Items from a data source
◇ ◇ ◇

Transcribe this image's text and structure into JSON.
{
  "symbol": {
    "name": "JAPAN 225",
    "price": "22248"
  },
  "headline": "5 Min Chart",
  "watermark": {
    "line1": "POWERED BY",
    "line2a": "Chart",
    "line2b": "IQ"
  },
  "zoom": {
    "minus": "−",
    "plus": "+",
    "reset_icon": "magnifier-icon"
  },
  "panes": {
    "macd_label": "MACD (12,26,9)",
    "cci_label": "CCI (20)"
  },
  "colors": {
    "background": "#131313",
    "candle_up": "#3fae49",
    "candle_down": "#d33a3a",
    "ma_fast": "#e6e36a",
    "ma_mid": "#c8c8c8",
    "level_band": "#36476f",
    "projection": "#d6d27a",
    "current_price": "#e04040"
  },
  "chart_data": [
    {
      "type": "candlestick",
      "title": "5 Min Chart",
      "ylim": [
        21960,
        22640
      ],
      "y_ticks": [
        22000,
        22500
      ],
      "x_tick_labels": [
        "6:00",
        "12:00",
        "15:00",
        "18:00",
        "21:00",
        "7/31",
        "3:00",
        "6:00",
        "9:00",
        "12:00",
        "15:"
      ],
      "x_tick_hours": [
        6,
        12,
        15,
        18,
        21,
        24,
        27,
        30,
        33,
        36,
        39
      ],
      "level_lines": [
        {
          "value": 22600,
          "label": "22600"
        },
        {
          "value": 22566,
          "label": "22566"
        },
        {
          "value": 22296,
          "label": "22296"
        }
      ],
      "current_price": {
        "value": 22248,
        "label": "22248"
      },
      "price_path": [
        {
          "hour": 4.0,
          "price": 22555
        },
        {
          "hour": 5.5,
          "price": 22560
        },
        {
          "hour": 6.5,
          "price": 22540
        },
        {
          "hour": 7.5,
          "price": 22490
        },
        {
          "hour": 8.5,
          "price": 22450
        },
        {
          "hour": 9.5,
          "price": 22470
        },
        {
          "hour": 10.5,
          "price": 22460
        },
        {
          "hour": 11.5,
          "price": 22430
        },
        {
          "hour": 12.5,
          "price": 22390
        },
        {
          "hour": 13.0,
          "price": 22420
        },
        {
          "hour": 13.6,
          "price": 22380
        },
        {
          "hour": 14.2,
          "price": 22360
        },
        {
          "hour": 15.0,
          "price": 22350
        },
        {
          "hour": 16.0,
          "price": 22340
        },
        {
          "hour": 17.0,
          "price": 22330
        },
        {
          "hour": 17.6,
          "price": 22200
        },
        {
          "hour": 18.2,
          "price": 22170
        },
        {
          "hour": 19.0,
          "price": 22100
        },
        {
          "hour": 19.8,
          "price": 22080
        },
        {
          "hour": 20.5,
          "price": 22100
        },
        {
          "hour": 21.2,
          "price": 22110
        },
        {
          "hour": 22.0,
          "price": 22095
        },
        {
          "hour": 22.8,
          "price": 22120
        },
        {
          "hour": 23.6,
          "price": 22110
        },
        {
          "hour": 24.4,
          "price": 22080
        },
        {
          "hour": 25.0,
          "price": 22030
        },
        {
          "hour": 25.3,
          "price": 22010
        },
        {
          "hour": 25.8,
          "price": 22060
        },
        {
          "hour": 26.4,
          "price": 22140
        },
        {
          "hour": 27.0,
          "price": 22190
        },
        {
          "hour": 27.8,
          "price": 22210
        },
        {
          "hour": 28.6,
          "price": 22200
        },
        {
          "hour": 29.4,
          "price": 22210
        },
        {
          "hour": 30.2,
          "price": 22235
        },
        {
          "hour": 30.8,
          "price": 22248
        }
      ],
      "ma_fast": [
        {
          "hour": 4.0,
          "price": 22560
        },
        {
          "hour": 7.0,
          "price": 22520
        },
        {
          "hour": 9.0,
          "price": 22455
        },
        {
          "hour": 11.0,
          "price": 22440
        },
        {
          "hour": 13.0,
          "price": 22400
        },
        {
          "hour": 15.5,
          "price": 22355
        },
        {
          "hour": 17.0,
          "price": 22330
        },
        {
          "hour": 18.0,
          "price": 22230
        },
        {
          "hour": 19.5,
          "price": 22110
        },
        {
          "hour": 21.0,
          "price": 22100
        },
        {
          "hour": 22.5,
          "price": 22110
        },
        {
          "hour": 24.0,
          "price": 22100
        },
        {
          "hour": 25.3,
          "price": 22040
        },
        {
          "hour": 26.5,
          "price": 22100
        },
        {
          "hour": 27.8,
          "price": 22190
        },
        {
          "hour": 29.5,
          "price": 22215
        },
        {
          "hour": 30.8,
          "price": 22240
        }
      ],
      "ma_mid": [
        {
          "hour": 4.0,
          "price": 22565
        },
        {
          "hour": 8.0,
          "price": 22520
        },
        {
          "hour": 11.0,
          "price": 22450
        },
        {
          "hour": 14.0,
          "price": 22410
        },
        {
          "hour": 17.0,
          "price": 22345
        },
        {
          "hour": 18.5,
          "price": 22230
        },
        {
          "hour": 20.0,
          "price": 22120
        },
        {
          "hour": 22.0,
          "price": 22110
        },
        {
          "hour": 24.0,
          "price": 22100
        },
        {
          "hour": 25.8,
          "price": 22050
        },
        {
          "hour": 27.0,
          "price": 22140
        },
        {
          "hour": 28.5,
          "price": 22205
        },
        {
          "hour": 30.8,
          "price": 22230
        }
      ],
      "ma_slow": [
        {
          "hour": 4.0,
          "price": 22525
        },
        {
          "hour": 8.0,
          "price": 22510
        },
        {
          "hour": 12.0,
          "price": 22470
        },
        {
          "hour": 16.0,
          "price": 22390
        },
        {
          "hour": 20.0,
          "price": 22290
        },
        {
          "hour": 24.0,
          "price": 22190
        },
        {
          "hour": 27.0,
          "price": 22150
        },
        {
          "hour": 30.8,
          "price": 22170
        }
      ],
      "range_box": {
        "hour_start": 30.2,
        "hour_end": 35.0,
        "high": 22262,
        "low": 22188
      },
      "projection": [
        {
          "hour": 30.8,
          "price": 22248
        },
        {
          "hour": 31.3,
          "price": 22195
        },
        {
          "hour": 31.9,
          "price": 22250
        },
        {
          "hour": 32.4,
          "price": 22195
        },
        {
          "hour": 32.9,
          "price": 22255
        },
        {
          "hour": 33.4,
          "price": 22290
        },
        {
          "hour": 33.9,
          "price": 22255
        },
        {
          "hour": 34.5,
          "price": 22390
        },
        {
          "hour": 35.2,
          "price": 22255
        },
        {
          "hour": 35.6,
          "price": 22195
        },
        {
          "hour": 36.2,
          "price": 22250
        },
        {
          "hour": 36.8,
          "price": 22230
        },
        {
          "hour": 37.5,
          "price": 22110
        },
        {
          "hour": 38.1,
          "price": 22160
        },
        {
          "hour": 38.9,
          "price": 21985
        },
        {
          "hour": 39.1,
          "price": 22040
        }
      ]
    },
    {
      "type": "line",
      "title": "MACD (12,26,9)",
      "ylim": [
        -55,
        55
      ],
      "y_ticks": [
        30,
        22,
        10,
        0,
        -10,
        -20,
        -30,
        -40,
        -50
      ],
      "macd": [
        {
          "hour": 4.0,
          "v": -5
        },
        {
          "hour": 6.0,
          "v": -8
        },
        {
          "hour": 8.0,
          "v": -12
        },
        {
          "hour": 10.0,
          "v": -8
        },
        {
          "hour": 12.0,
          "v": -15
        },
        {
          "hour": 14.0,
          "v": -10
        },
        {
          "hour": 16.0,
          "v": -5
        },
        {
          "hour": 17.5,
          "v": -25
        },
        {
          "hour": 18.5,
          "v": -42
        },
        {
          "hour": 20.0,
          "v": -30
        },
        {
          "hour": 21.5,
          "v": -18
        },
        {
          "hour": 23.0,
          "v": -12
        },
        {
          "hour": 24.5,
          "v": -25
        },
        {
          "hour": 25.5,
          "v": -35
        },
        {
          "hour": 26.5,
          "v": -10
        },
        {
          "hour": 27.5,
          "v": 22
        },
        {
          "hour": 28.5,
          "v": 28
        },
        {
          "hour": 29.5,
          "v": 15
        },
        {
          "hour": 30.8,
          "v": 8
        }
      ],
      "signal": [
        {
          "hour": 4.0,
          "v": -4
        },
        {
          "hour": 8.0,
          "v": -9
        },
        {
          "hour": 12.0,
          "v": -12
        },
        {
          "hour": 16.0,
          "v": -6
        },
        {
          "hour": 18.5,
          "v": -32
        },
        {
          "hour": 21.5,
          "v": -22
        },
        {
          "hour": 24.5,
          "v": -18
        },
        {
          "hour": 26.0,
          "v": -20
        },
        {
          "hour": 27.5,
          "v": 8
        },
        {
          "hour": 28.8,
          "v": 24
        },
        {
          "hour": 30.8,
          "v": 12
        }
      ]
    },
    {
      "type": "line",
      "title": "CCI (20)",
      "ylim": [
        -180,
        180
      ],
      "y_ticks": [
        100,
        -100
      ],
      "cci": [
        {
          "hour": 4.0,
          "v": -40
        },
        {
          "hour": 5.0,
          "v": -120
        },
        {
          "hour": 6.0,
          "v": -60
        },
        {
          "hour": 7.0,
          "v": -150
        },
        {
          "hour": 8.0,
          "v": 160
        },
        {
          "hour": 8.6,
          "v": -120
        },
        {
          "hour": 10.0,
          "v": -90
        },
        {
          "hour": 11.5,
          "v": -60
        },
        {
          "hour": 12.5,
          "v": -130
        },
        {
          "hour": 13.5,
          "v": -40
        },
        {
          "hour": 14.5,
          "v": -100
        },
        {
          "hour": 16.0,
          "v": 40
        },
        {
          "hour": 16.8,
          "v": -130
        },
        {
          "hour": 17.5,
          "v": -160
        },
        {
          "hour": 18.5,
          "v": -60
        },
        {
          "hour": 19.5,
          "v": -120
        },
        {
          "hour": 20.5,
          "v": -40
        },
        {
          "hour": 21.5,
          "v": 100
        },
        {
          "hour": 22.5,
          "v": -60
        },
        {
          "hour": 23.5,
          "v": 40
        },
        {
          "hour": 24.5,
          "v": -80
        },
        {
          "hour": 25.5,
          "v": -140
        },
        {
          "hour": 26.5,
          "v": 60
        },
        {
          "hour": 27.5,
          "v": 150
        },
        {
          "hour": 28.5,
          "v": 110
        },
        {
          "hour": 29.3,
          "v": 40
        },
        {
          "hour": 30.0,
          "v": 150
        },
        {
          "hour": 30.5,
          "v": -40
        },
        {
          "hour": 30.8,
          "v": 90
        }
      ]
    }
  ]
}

◇ ◇ ◇

▸ Problem details
State only the count of lines above that hold the string "value".

▸ Problem solution
4